Reproduce every entry below precisely. Pictures are excluded from the copy.

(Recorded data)
******

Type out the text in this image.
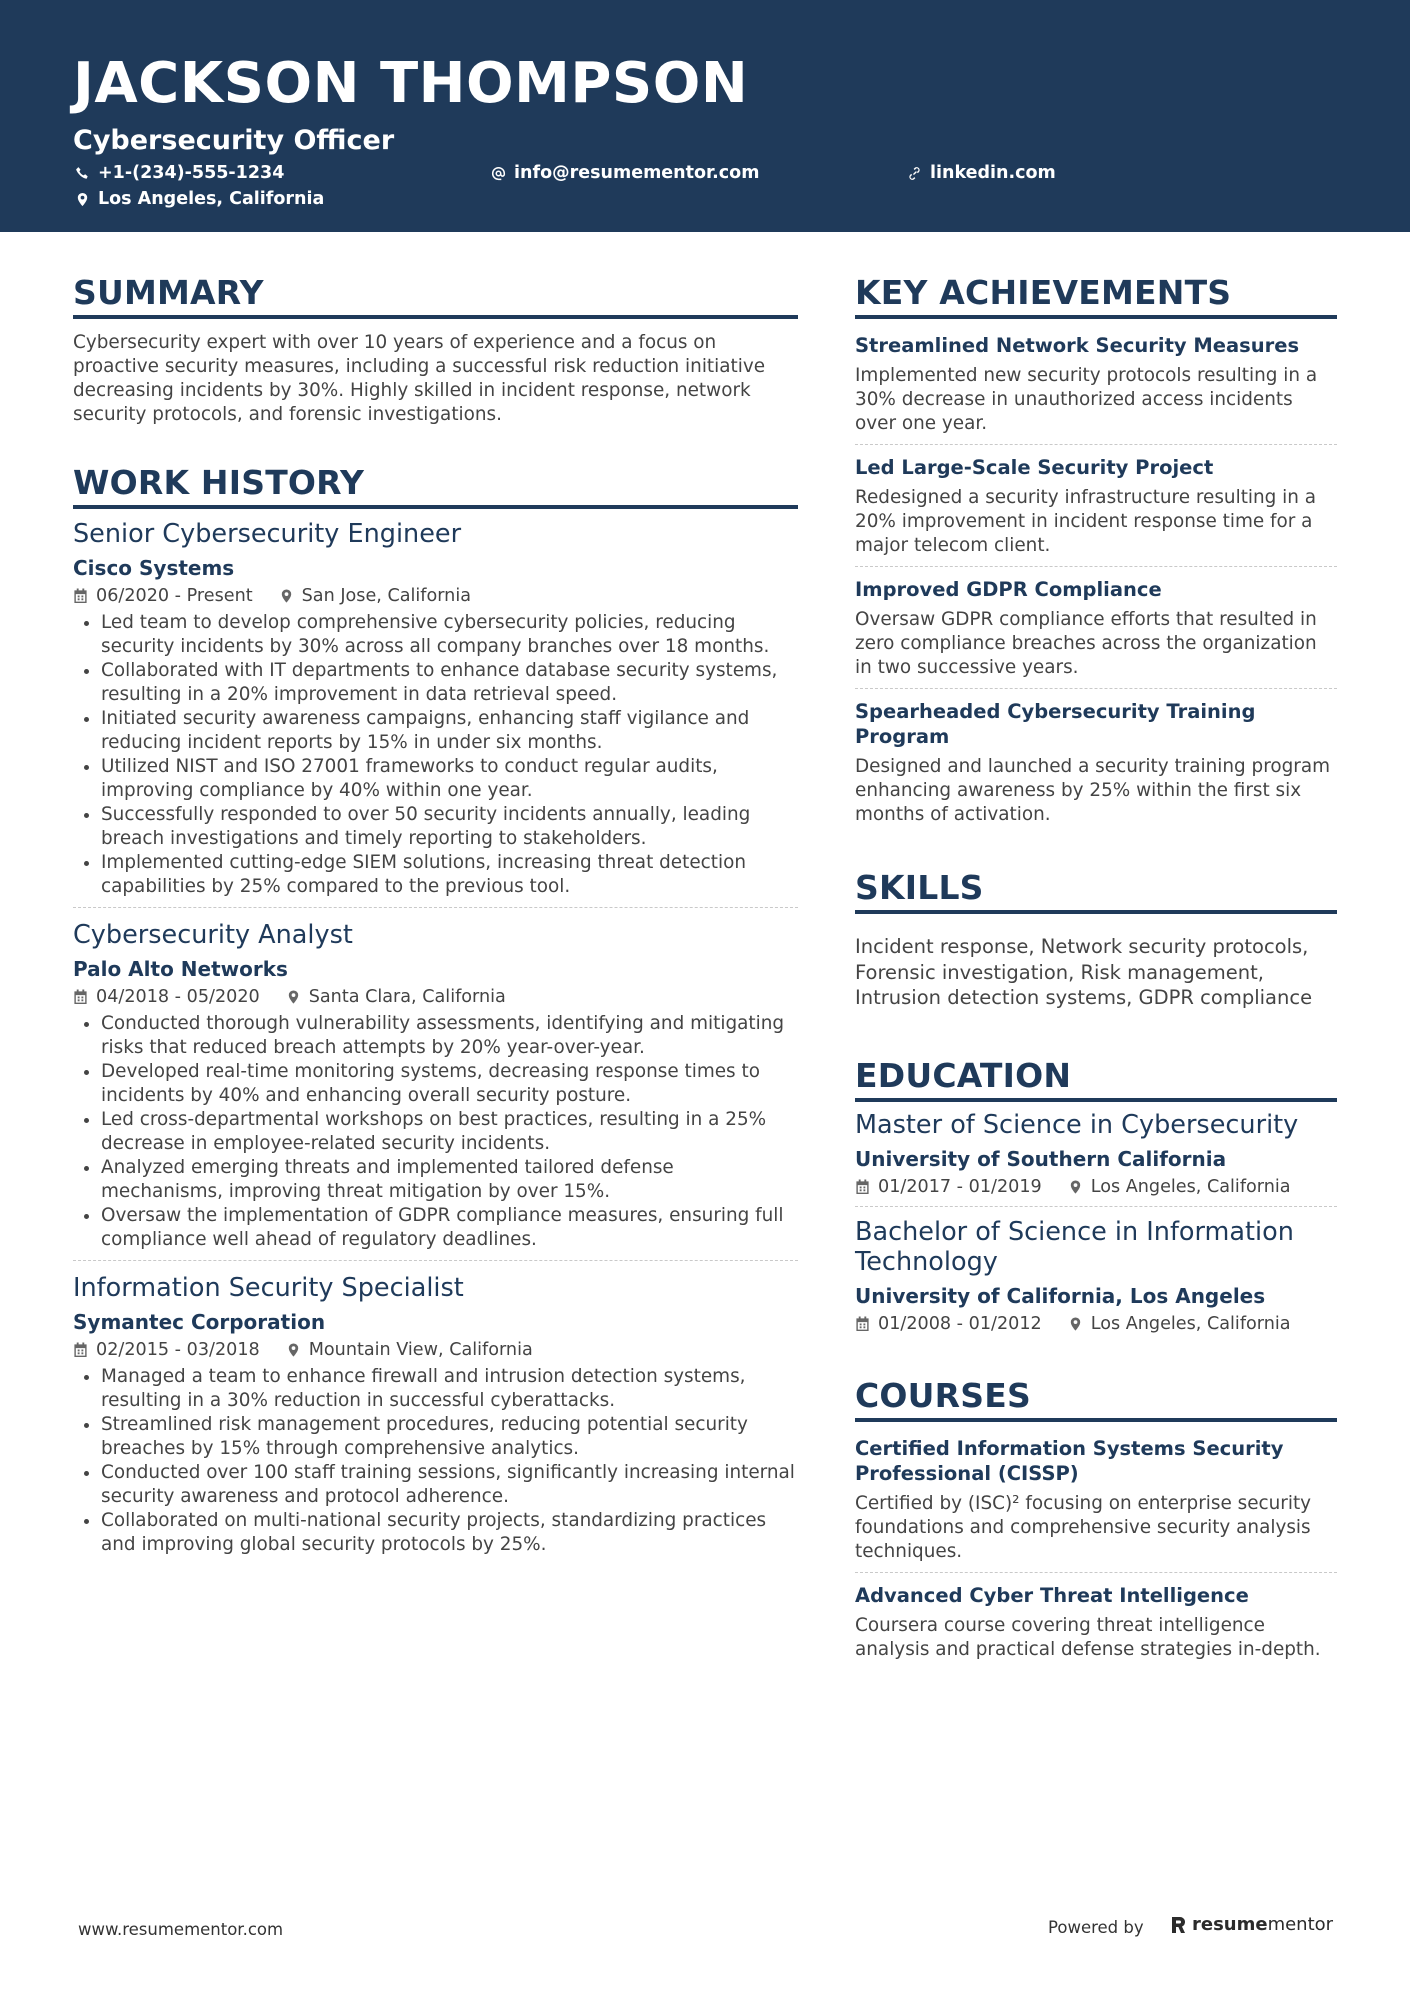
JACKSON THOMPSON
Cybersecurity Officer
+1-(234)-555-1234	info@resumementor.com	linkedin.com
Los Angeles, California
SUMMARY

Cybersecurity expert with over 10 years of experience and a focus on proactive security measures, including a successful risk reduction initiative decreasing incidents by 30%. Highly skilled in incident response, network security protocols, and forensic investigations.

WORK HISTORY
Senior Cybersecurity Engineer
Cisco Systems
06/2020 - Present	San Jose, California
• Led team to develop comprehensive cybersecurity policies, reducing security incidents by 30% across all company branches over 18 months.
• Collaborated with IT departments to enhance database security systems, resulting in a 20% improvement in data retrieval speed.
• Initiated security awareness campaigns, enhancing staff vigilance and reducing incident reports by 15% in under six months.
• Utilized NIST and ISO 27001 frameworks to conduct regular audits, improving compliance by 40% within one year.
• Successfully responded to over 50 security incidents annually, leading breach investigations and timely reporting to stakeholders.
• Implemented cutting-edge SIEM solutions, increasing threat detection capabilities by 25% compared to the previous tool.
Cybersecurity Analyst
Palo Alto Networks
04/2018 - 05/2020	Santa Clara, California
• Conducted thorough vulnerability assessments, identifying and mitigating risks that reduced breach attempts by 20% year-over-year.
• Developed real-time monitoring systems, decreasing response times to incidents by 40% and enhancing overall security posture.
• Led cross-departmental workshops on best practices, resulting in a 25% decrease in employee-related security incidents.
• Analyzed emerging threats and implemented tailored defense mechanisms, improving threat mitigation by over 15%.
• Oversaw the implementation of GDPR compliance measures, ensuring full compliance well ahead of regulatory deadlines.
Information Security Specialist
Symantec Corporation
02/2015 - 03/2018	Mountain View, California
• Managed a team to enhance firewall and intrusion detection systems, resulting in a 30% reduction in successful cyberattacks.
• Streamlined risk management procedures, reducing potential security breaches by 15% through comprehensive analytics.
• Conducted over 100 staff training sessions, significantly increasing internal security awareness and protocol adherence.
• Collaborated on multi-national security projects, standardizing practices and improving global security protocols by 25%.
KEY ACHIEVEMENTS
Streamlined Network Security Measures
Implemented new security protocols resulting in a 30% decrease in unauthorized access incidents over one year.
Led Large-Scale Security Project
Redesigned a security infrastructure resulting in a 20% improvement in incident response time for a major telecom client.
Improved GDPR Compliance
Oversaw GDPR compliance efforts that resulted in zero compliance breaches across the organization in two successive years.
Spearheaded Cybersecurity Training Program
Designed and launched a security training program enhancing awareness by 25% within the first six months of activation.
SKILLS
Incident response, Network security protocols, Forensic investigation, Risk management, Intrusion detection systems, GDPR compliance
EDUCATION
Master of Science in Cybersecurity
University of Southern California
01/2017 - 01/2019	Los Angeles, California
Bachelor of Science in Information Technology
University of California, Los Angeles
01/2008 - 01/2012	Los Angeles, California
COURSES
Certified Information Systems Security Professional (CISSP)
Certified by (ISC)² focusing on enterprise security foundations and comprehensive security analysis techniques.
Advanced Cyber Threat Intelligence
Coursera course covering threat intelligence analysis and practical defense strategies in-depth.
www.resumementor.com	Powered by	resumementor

******

# Result:
Type out the text in this image.
JACKSON THOMPSON
Cybersecurity Officer
+1-(234)-555-1234	info@resumementor.com	linkedin.com
Los Angeles, California
SUMMARY

Cybersecurity expert with over 10 years of experience and a focus on proactive security measures, including a successful risk reduction initiative decreasing incidents by 30%. Highly skilled in incident response, network security protocols, and forensic investigations.

WORK HISTORY
Senior Cybersecurity Engineer
Cisco Systems
06/2020 - Present	San Jose, California
• Led team to develop comprehensive cybersecurity policies, reducing security incidents by 30% across all company branches over 18 months.
• Collaborated with IT departments to enhance database security systems, resulting in a 20% improvement in data retrieval speed.
• Initiated security awareness campaigns, enhancing staff vigilance and reducing incident reports by 15% in under six months.
• Utilized NIST and ISO 27001 frameworks to conduct regular audits, improving compliance by 40% within one year.
• Successfully responded to over 50 security incidents annually, leading breach investigations and timely reporting to stakeholders.
• Implemented cutting-edge SIEM solutions, increasing threat detection capabilities by 25% compared to the previous tool.
Cybersecurity Analyst
Palo Alto Networks
04/2018 - 05/2020	Santa Clara, California
• Conducted thorough vulnerability assessments, identifying and mitigating risks that reduced breach attempts by 20% year-over-year.
• Developed real-time monitoring systems, decreasing response times to incidents by 40% and enhancing overall security posture.
• Led cross-departmental workshops on best practices, resulting in a 25% decrease in employee-related security incidents.
• Analyzed emerging threats and implemented tailored defense mechanisms, improving threat mitigation by over 15%.
• Oversaw the implementation of GDPR compliance measures, ensuring full compliance well ahead of regulatory deadlines.
Information Security Specialist
Symantec Corporation
02/2015 - 03/2018	Mountain View, California
• Managed a team to enhance firewall and intrusion detection systems, resulting in a 30% reduction in successful cyberattacks.
• Streamlined risk management procedures, reducing potential security breaches by 15% through comprehensive analytics.
• Conducted over 100 staff training sessions, significantly increasing internal security awareness and protocol adherence.
• Collaborated on multi-national security projects, standardizing practices and improving global security protocols by 25%.
KEY ACHIEVEMENTS
Streamlined Network Security Measures
Implemented new security protocols resulting in a 30% decrease in unauthorized access incidents over one year.
Led Large-Scale Security Project
Redesigned a security infrastructure resulting in a 20% improvement in incident response time for a major telecom client.
Improved GDPR Compliance
Oversaw GDPR compliance efforts that resulted in zero compliance breaches across the organization in two successive years.
Spearheaded Cybersecurity Training Program
Designed and launched a security training program enhancing awareness by 25% within the first six months of activation.
SKILLS
Incident response, Network security protocols, Forensic investigation, Risk management, Intrusion detection systems, GDPR compliance
EDUCATION
Master of Science in Cybersecurity
University of Southern California
01/2017 - 01/2019	Los Angeles, California
Bachelor of Science in Information Technology
University of California, Los Angeles
01/2008 - 01/2012	Los Angeles, California
COURSES
Certified Information Systems Security Professional (CISSP)
Certified by (ISC)² focusing on enterprise security foundations and comprehensive security analysis techniques.
Advanced Cyber Threat Intelligence
Coursera course covering threat intelligence analysis and practical defense strategies in-depth.
www.resumementor.com	Powered by	resumementor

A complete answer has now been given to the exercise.